## begin SUPPLIED TEXT

FIG. 2 is a diagram illustrating an embodiment of a virtualization system. In this embodiment, virtualization system 200 comprises memory 220, processor 216, and audio interface 202, wherein each of these devices is connected across one or more data buses 210. Though the illustrative embodiment shows an implementation using a separate processor and memory, other embodiments include an implementation purely in software as part of an application, and an implementation in hardware using signal processing components, such as delay elements, filters and mixers.

Audio interface 202 receives audio data which can be provided by an application such as music or video playback application, and provides virtualized audio data to the audio driver backend. Processor 216 can include a central processing unit (CPU), an auxiliary processor associated with the audio system, a semiconductor based microprocessor (in the form of a microchip), a macroprocessor, one or more application specific integrated circuits (ASICs), digital logic gates, a digital signal processor (DSP) or other hardware for executing instructions.

Memory 220 can include any one of a combination of volatile memory elements (e.g., random-access memory (RAM) such as DRAM, and SRAM) and nonvolatile memory elements (e.g., flash, read only memory (ROM), or nonvolatile RAM). Memory 220 stores one or more separate programs, each of which includes an ordered listing of executable instructions for implementing logical functions to be performed by the processor 216. The executable instructions include instructions for generating virtual audio effects and performing audio processing operations such as equalization and filtering. In alternate embodiments, the logic for performing these processes can be implemented in hardware or a combination of software and hardware.

## end SUPPLIED TEXT
## begin DATASET

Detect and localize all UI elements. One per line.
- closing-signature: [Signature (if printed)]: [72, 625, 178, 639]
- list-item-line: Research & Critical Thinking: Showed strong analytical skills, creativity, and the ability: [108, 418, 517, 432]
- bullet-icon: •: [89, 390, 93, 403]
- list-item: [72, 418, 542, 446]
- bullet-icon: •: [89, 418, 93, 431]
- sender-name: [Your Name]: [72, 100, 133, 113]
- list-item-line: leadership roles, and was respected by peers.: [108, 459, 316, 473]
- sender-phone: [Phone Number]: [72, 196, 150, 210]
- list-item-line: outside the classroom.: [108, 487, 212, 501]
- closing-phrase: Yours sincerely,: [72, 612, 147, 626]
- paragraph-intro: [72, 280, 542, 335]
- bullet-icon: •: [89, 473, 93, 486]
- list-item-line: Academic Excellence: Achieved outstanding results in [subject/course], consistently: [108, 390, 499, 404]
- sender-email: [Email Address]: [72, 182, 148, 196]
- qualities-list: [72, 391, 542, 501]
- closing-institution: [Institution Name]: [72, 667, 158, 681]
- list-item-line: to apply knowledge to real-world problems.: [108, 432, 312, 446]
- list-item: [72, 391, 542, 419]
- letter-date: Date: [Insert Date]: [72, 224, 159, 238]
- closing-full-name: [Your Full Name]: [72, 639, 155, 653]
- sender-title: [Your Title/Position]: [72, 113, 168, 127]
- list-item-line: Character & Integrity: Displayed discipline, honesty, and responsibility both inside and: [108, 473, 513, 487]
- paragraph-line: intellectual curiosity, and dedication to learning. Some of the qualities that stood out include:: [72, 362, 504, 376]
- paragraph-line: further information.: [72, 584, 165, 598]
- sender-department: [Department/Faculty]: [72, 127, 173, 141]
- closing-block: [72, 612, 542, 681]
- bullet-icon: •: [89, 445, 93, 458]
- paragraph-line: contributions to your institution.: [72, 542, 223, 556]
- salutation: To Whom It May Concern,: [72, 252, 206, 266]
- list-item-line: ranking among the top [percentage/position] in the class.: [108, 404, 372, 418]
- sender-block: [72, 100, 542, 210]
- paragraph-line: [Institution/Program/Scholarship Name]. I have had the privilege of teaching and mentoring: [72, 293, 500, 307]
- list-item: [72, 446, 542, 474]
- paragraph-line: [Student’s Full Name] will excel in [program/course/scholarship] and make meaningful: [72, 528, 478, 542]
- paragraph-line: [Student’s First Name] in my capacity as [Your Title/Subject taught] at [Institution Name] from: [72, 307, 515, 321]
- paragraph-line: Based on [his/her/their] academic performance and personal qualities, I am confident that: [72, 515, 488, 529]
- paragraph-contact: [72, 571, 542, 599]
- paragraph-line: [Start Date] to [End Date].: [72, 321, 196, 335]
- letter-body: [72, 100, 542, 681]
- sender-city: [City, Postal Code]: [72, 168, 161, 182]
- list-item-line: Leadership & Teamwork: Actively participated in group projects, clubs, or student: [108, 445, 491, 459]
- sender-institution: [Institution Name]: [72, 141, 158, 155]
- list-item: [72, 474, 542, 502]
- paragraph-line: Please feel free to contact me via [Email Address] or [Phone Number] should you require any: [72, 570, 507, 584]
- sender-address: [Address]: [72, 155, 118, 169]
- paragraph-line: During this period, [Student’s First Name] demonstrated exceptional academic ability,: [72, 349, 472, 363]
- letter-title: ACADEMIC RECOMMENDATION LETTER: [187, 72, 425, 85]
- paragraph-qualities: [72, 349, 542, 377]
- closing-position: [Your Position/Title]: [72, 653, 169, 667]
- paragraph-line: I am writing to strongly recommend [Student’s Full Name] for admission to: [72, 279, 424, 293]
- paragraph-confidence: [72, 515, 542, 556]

## end DATASET

Copy out the text on the audio virtualization system word for word, from start to finish.

FIG. 2 is a diagram illustrating an embodiment of a virtualization system. In this embodiment, virtualization system 200 comprises memory 220, processor 216, and audio interface 202, wherein each of these devices is connected across one or more data buses 210. Though the illustrative embodiment shows an implementation using a separate processor and memory, other embodiments include an implementation purely in software as part of an application, and an implementation in hardware using signal processing components, such as delay elements, filters and mixers.

Audio interface 202 receives audio data which can be provided by an application such as music or video playback application, and provides virtualized audio data to the audio driver backend. Processor 216 can include a central processing unit (CPU), an auxiliary processor associated with the audio system, a semiconductor based microprocessor (in the form of a microchip), a macroprocessor, one or more application specific integrated circuits (ASICs), digital logic gates, a digital signal processor (DSP) or other hardware for executing instructions.

Memory 220 can include any one of a combination of volatile memory elements (e.g., random-access memory (RAM) such as DRAM, and SRAM) and nonvolatile memory elements (e.g., flash, read only memory (ROM), or nonvolatile RAM). Memory 220 stores one or more separate programs, each of which includes an ordered listing of executable instructions for implementing logical functions to be performed by the processor 216. The executable instructions include instructions for generating virtual audio effects and performing audio processing operations such as equalization and filtering. In alternate embodiments, the logic for performing these processes can be implemented in hardware or a combination of software and hardware.